___ Data extract

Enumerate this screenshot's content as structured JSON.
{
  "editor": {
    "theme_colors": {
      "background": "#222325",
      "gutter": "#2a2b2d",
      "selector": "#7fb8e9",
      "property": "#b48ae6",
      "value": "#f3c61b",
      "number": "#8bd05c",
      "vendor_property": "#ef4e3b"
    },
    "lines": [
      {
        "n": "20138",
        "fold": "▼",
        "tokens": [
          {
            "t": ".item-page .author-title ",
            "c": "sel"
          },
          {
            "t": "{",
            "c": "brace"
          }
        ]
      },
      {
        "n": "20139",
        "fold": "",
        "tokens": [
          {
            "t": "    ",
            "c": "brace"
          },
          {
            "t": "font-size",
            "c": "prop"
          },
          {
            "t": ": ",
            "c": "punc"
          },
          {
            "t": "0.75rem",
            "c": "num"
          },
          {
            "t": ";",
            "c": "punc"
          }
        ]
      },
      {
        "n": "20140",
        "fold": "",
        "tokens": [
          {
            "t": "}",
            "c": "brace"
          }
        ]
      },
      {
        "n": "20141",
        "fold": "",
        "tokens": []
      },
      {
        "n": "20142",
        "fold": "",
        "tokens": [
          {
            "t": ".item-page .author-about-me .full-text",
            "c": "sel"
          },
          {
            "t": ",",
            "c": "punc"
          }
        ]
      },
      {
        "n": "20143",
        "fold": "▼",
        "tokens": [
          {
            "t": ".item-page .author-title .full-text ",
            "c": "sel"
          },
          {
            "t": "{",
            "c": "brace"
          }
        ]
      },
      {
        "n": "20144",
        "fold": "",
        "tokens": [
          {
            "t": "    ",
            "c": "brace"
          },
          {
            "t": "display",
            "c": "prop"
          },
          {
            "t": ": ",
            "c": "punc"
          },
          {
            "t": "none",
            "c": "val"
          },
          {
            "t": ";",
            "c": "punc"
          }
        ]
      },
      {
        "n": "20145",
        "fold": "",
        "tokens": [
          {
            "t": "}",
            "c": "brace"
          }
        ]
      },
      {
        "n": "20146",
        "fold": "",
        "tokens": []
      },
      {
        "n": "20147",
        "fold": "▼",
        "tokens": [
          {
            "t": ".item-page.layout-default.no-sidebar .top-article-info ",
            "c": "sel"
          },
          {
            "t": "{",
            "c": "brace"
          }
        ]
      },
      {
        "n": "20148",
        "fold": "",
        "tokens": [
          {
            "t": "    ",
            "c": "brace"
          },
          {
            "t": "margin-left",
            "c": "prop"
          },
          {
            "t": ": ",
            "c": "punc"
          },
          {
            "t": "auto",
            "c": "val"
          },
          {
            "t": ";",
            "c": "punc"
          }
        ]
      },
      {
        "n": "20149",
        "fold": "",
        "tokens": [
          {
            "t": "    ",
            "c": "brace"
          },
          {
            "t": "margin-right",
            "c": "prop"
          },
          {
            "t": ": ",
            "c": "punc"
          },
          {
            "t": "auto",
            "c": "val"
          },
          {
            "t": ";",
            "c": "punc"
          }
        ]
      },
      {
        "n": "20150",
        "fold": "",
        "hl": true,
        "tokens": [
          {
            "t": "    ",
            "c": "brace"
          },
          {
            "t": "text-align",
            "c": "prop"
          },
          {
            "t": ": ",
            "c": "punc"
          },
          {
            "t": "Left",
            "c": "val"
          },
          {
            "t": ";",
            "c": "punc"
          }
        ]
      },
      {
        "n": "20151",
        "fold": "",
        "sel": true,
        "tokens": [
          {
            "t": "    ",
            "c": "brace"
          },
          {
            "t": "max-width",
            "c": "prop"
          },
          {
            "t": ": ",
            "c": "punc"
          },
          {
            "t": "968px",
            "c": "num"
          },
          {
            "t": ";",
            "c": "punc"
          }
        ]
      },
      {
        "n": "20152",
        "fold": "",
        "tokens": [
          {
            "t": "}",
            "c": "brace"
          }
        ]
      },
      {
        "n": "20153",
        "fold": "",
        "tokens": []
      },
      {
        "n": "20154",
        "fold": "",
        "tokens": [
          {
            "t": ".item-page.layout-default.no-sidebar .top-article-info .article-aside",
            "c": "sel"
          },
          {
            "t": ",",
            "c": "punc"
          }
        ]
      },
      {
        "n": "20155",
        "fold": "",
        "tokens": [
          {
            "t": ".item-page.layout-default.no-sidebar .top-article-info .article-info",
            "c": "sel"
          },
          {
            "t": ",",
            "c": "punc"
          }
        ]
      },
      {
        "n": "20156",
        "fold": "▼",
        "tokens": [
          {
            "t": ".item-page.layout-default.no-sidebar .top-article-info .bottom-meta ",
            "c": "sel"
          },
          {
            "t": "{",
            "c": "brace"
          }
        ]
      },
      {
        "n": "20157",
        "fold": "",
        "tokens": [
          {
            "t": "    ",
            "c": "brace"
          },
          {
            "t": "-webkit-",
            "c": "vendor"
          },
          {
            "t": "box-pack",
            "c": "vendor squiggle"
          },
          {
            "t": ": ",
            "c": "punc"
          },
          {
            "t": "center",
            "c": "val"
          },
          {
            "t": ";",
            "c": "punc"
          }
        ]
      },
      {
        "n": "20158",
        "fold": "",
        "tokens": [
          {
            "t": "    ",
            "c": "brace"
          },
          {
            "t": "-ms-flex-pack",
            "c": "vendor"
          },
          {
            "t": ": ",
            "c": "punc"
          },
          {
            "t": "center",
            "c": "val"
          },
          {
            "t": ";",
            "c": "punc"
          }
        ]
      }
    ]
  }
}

______

Copy all of the data exactly.

Enumerate this screenshot's content as structured JSON.
{
  "editor": {
    "theme_colors": {
      "background": "#222325",
      "gutter": "#2a2b2d",
      "selector": "#7fb8e9",
      "property": "#b48ae6",
      "value": "#f3c61b",
      "number": "#8bd05c",
      "vendor_property": "#ef4e3b"
    },
    "lines": [
      {
        "n": "20138",
        "fold": "▼",
        "tokens": [
          {
            "t": ".item-page .author-title ",
            "c": "sel"
          },
          {
            "t": "{",
            "c": "brace"
          }
        ]
      },
      {
        "n": "20139",
        "fold": "",
        "tokens": [
          {
            "t": "    ",
            "c": "brace"
          },
          {
            "t": "font-size",
            "c": "prop"
          },
          {
            "t": ": ",
            "c": "punc"
          },
          {
            "t": "0.75rem",
            "c": "num"
          },
          {
            "t": ";",
            "c": "punc"
          }
        ]
      },
      {
        "n": "20140",
        "fold": "",
        "tokens": [
          {
            "t": "}",
            "c": "brace"
          }
        ]
      },
      {
        "n": "20141",
        "fold": "",
        "tokens": []
      },
      {
        "n": "20142",
        "fold": "",
        "tokens": [
          {
            "t": ".item-page .author-about-me .full-text",
            "c": "sel"
          },
          {
            "t": ",",
            "c": "punc"
          }
        ]
      },
      {
        "n": "20143",
        "fold": "▼",
        "tokens": [
          {
            "t": ".item-page .author-title .full-text ",
            "c": "sel"
          },
          {
            "t": "{",
            "c": "brace"
          }
        ]
      },
      {
        "n": "20144",
        "fold": "",
        "tokens": [
          {
            "t": "    ",
            "c": "brace"
          },
          {
            "t": "display",
            "c": "prop"
          },
          {
            "t": ": ",
            "c": "punc"
          },
          {
            "t": "none",
            "c": "val"
          },
          {
            "t": ";",
            "c": "punc"
          }
        ]
      },
      {
        "n": "20145",
        "fold": "",
        "tokens": [
          {
            "t": "}",
            "c": "brace"
          }
        ]
      },
      {
        "n": "20146",
        "fold": "",
        "tokens": []
      },
      {
        "n": "20147",
        "fold": "▼",
        "tokens": [
          {
            "t": ".item-page.layout-default.no-sidebar .top-article-info ",
            "c": "sel"
          },
          {
            "t": "{",
            "c": "brace"
          }
        ]
      },
      {
        "n": "20148",
        "fold": "",
        "tokens": [
          {
            "t": "    ",
            "c": "brace"
          },
          {
            "t": "margin-left",
            "c": "prop"
          },
          {
            "t": ": ",
            "c": "punc"
          },
          {
            "t": "auto",
            "c": "val"
          },
          {
            "t": ";",
            "c": "punc"
          }
        ]
      },
      {
        "n": "20149",
        "fold": "",
        "tokens": [
          {
            "t": "    ",
            "c": "brace"
          },
          {
            "t": "margin-right",
            "c": "prop"
          },
          {
            "t": ": ",
            "c": "punc"
          },
          {
            "t": "auto",
            "c": "val"
          },
          {
            "t": ";",
            "c": "punc"
          }
        ]
      },
      {
        "n": "20150",
        "fold": "",
        "hl": true,
        "tokens": [
          {
            "t": "    ",
            "c": "brace"
          },
          {
            "t": "text-align",
            "c": "prop"
          },
          {
            "t": ": ",
            "c": "punc"
          },
          {
            "t": "Left",
            "c": "val"
          },
          {
            "t": ";",
            "c": "punc"
          }
        ]
      },
      {
        "n": "20151",
        "fold": "",
        "sel": true,
        "tokens": [
          {
            "t": "    ",
            "c": "brace"
          },
          {
            "t": "max-width",
            "c": "prop"
          },
          {
            "t": ": ",
            "c": "punc"
          },
          {
            "t": "968px",
            "c": "num"
          },
          {
            "t": ";",
            "c": "punc"
          }
        ]
      },
      {
        "n": "20152",
        "fold": "",
        "tokens": [
          {
            "t": "}",
            "c": "brace"
          }
        ]
      },
      {
        "n": "20153",
        "fold": "",
        "tokens": []
      },
      {
        "n": "20154",
        "fold": "",
        "tokens": [
          {
            "t": ".item-page.layout-default.no-sidebar .top-article-info .article-aside",
            "c": "sel"
          },
          {
            "t": ",",
            "c": "punc"
          }
        ]
      },
      {
        "n": "20155",
        "fold": "",
        "tokens": [
          {
            "t": ".item-page.layout-default.no-sidebar .top-article-info .article-info",
            "c": "sel"
          },
          {
            "t": ",",
            "c": "punc"
          }
        ]
      },
      {
        "n": "20156",
        "fold": "▼",
        "tokens": [
          {
            "t": ".item-page.layout-default.no-sidebar .top-article-info .bottom-meta ",
            "c": "sel"
          },
          {
            "t": "{",
            "c": "brace"
          }
        ]
      },
      {
        "n": "20157",
        "fold": "",
        "tokens": [
          {
            "t": "    ",
            "c": "brace"
          },
          {
            "t": "-webkit-",
            "c": "vendor"
          },
          {
            "t": "box-pack",
            "c": "vendor squiggle"
          },
          {
            "t": ": ",
            "c": "punc"
          },
          {
            "t": "center",
            "c": "val"
          },
          {
            "t": ";",
            "c": "punc"
          }
        ]
      },
      {
        "n": "20158",
        "fold": "",
        "tokens": [
          {
            "t": "    ",
            "c": "brace"
          },
          {
            "t": "-ms-flex-pack",
            "c": "vendor"
          },
          {
            "t": ": ",
            "c": "punc"
          },
          {
            "t": "center",
            "c": "val"
          },
          {
            "t": ";",
            "c": "punc"
          }
        ]
      }
    ]
  }
}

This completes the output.